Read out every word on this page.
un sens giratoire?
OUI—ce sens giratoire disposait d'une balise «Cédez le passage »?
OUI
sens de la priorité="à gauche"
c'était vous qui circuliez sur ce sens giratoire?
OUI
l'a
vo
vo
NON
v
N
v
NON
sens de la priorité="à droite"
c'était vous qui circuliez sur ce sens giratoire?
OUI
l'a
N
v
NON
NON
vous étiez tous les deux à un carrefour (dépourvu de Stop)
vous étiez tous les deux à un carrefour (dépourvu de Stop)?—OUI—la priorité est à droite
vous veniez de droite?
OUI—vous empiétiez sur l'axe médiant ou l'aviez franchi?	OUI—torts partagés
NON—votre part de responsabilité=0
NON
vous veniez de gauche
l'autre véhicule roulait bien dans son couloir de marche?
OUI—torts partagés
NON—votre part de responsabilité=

== Short exercise ==
Every record above needs to be repeated word for word.

== Result of this exercise ==
Read out every word on this page.
un sens giratoire?
OUI—ce sens giratoire disposait d'une balise «Cédez le passage »?
OUI
sens de la priorité="à gauche"
c'était vous qui circuliez sur ce sens giratoire?
OUI
l'a
vo
vo
NON
v
N
v
NON
sens de la priorité="à droite"
c'était vous qui circuliez sur ce sens giratoire?
OUI
l'a
N
v
NON
NON
vous étiez tous les deux à un carrefour (dépourvu de Stop)
vous étiez tous les deux à un carrefour (dépourvu de Stop)?—OUI—la priorité est à droite
vous veniez de droite?
OUI—vous empiétiez sur l'axe médiant ou l'aviez franchi?	OUI—torts partagés
NON—votre part de responsabilité=0
NON
vous veniez de gauche
l'autre véhicule roulait bien dans son couloir de marche?
OUI—torts partagés
NON—votre part de responsabilité=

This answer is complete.